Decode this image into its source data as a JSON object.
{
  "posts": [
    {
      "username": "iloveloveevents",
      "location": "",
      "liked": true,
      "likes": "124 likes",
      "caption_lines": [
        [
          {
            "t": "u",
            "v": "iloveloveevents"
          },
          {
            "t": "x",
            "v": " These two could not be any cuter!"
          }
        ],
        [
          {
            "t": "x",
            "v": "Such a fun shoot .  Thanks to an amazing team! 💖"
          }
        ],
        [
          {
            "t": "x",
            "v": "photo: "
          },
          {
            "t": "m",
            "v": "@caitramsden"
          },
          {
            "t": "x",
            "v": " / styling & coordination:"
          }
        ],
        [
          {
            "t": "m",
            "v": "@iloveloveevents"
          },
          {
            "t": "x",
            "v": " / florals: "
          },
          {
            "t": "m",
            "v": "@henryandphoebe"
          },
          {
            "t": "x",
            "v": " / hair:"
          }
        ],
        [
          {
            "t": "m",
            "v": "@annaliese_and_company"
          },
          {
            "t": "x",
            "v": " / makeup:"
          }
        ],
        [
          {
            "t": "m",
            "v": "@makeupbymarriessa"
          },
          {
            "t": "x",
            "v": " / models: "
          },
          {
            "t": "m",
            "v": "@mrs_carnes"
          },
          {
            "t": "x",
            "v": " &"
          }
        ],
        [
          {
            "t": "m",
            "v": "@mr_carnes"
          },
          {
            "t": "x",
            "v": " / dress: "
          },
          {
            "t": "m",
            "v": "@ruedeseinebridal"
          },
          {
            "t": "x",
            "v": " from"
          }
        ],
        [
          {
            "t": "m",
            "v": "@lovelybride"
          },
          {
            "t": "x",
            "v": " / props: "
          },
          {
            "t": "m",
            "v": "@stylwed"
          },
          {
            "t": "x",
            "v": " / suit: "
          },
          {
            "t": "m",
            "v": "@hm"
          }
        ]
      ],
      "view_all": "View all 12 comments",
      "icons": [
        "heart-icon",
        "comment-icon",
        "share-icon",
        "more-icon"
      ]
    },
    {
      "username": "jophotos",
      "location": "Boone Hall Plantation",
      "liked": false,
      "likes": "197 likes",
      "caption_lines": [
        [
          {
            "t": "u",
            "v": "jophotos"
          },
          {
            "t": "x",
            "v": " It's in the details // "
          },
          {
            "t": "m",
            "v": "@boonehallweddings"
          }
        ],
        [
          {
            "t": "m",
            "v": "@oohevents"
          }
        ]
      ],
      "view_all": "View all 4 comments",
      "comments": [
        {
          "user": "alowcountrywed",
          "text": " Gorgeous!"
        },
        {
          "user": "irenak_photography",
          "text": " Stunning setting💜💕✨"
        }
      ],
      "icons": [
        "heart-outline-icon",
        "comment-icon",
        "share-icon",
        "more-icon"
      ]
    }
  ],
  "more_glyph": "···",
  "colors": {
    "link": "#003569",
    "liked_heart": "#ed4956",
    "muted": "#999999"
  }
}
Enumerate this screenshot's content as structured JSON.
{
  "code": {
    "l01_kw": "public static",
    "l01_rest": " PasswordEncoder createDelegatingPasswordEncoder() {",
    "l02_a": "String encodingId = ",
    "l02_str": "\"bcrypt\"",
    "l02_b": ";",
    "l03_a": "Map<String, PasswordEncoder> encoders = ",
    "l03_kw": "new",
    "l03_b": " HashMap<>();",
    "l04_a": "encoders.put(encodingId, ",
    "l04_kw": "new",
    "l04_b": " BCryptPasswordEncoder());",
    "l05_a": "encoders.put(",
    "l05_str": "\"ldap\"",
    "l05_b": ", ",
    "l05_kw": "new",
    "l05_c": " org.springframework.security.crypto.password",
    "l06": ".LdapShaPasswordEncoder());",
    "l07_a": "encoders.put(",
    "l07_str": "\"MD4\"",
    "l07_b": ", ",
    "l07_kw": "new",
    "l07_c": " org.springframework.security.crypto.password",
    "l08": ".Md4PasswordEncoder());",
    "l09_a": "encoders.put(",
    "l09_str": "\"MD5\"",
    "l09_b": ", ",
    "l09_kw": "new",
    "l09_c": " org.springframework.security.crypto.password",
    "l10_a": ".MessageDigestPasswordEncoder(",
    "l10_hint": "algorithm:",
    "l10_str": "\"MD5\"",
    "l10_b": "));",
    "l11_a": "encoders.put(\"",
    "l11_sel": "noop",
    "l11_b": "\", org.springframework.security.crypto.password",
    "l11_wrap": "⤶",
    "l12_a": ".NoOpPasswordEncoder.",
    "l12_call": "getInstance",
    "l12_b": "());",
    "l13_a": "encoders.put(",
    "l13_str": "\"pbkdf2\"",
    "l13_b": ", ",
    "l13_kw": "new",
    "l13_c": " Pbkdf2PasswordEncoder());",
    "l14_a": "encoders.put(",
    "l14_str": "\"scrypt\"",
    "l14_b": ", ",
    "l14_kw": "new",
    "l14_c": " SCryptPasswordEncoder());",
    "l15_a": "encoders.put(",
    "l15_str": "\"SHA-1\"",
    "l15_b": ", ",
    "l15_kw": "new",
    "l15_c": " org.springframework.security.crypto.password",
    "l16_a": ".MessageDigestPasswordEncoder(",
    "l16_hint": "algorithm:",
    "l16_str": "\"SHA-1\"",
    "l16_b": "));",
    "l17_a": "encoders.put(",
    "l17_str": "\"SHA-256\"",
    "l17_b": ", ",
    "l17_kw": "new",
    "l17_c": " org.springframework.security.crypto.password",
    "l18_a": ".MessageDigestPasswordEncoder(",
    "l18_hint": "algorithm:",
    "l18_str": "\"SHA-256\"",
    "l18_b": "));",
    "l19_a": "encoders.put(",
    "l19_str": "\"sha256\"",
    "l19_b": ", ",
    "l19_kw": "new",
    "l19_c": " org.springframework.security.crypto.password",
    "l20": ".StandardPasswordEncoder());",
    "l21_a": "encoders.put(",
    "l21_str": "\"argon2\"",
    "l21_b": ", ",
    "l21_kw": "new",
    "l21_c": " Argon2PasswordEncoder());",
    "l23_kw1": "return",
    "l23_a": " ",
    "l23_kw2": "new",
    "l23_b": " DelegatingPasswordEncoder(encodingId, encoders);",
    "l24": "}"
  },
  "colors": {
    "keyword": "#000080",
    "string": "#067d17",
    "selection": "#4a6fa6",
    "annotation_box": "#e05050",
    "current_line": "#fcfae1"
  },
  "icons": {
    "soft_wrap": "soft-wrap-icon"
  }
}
────────────────
## [The request]
Take the material above and return all of it exactly.

## [Reply]
Decode this image into its source data as a JSON object.
{
  "posts": [
    {
      "username": "iloveloveevents",
      "location": "",
      "liked": true,
      "likes": "124 likes",
      "caption_lines": [
        [
          {
            "t": "u",
            "v": "iloveloveevents"
          },
          {
            "t": "x",
            "v": " These two could not be any cuter!"
          }
        ],
        [
          {
            "t": "x",
            "v": "Such a fun shoot .  Thanks to an amazing team! 💖"
          }
        ],
        [
          {
            "t": "x",
            "v": "photo: "
          },
          {
            "t": "m",
            "v": "@caitramsden"
          },
          {
            "t": "x",
            "v": " / styling & coordination:"
          }
        ],
        [
          {
            "t": "m",
            "v": "@iloveloveevents"
          },
          {
            "t": "x",
            "v": " / florals: "
          },
          {
            "t": "m",
            "v": "@henryandphoebe"
          },
          {
            "t": "x",
            "v": " / hair:"
          }
        ],
        [
          {
            "t": "m",
            "v": "@annaliese_and_company"
          },
          {
            "t": "x",
            "v": " / makeup:"
          }
        ],
        [
          {
            "t": "m",
            "v": "@makeupbymarriessa"
          },
          {
            "t": "x",
            "v": " / models: "
          },
          {
            "t": "m",
            "v": "@mrs_carnes"
          },
          {
            "t": "x",
            "v": " &"
          }
        ],
        [
          {
            "t": "m",
            "v": "@mr_carnes"
          },
          {
            "t": "x",
            "v": " / dress: "
          },
          {
            "t": "m",
            "v": "@ruedeseinebridal"
          },
          {
            "t": "x",
            "v": " from"
          }
        ],
        [
          {
            "t": "m",
            "v": "@lovelybride"
          },
          {
            "t": "x",
            "v": " / props: "
          },
          {
            "t": "m",
            "v": "@stylwed"
          },
          {
            "t": "x",
            "v": " / suit: "
          },
          {
            "t": "m",
            "v": "@hm"
          }
        ]
      ],
      "view_all": "View all 12 comments",
      "icons": [
        "heart-icon",
        "comment-icon",
        "share-icon",
        "more-icon"
      ]
    },
    {
      "username": "jophotos",
      "location": "Boone Hall Plantation",
      "liked": false,
      "likes": "197 likes",
      "caption_lines": [
        [
          {
            "t": "u",
            "v": "jophotos"
          },
          {
            "t": "x",
            "v": " It's in the details // "
          },
          {
            "t": "m",
            "v": "@boonehallweddings"
          }
        ],
        [
          {
            "t": "m",
            "v": "@oohevents"
          }
        ]
      ],
      "view_all": "View all 4 comments",
      "comments": [
        {
          "user": "alowcountrywed",
          "text": " Gorgeous!"
        },
        {
          "user": "irenak_photography",
          "text": " Stunning setting💜💕✨"
        }
      ],
      "icons": [
        "heart-outline-icon",
        "comment-icon",
        "share-icon",
        "more-icon"
      ]
    }
  ],
  "more_glyph": "···",
  "colors": {
    "link": "#003569",
    "liked_heart": "#ed4956",
    "muted": "#999999"
  }
}
Enumerate this screenshot's content as structured JSON.
{
  "code": {
    "l01_kw": "public static",
    "l01_rest": " PasswordEncoder createDelegatingPasswordEncoder() {",
    "l02_a": "String encodingId = ",
    "l02_str": "\"bcrypt\"",
    "l02_b": ";",
    "l03_a": "Map<String, PasswordEncoder> encoders = ",
    "l03_kw": "new",
    "l03_b": " HashMap<>();",
    "l04_a": "encoders.put(encodingId, ",
    "l04_kw": "new",
    "l04_b": " BCryptPasswordEncoder());",
    "l05_a": "encoders.put(",
    "l05_str": "\"ldap\"",
    "l05_b": ", ",
    "l05_kw": "new",
    "l05_c": " org.springframework.security.crypto.password",
    "l06": ".LdapShaPasswordEncoder());",
    "l07_a": "encoders.put(",
    "l07_str": "\"MD4\"",
    "l07_b": ", ",
    "l07_kw": "new",
    "l07_c": " org.springframework.security.crypto.password",
    "l08": ".Md4PasswordEncoder());",
    "l09_a": "encoders.put(",
    "l09_str": "\"MD5\"",
    "l09_b": ", ",
    "l09_kw": "new",
    "l09_c": " org.springframework.security.crypto.password",
    "l10_a": ".MessageDigestPasswordEncoder(",
    "l10_hint": "algorithm:",
    "l10_str": "\"MD5\"",
    "l10_b": "));",
    "l11_a": "encoders.put(\"",
    "l11_sel": "noop",
    "l11_b": "\", org.springframework.security.crypto.password",
    "l11_wrap": "⤶",
    "l12_a": ".NoOpPasswordEncoder.",
    "l12_call": "getInstance",
    "l12_b": "());",
    "l13_a": "encoders.put(",
    "l13_str": "\"pbkdf2\"",
    "l13_b": ", ",
    "l13_kw": "new",
    "l13_c": " Pbkdf2PasswordEncoder());",
    "l14_a": "encoders.put(",
    "l14_str": "\"scrypt\"",
    "l14_b": ", ",
    "l14_kw": "new",
    "l14_c": " SCryptPasswordEncoder());",
    "l15_a": "encoders.put(",
    "l15_str": "\"SHA-1\"",
    "l15_b": ", ",
    "l15_kw": "new",
    "l15_c": " org.springframework.security.crypto.password",
    "l16_a": ".MessageDigestPasswordEncoder(",
    "l16_hint": "algorithm:",
    "l16_str": "\"SHA-1\"",
    "l16_b": "));",
    "l17_a": "encoders.put(",
    "l17_str": "\"SHA-256\"",
    "l17_b": ", ",
    "l17_kw": "new",
    "l17_c": " org.springframework.security.crypto.password",
    "l18_a": ".MessageDigestPasswordEncoder(",
    "l18_hint": "algorithm:",
    "l18_str": "\"SHA-256\"",
    "l18_b": "));",
    "l19_a": "encoders.put(",
    "l19_str": "\"sha256\"",
    "l19_b": ", ",
    "l19_kw": "new",
    "l19_c": " org.springframework.security.crypto.password",
    "l20": ".StandardPasswordEncoder());",
    "l21_a": "encoders.put(",
    "l21_str": "\"argon2\"",
    "l21_b": ", ",
    "l21_kw": "new",
    "l21_c": " Argon2PasswordEncoder());",
    "l23_kw1": "return",
    "l23_a": " ",
    "l23_kw2": "new",
    "l23_b": " DelegatingPasswordEncoder(encodingId, encoders);",
    "l24": "}"
  },
  "colors": {
    "keyword": "#000080",
    "string": "#067d17",
    "selection": "#4a6fa6",
    "annotation_box": "#e05050",
    "current_line": "#fcfae1"
  },
  "icons": {
    "soft_wrap": "soft-wrap-icon"
  }
}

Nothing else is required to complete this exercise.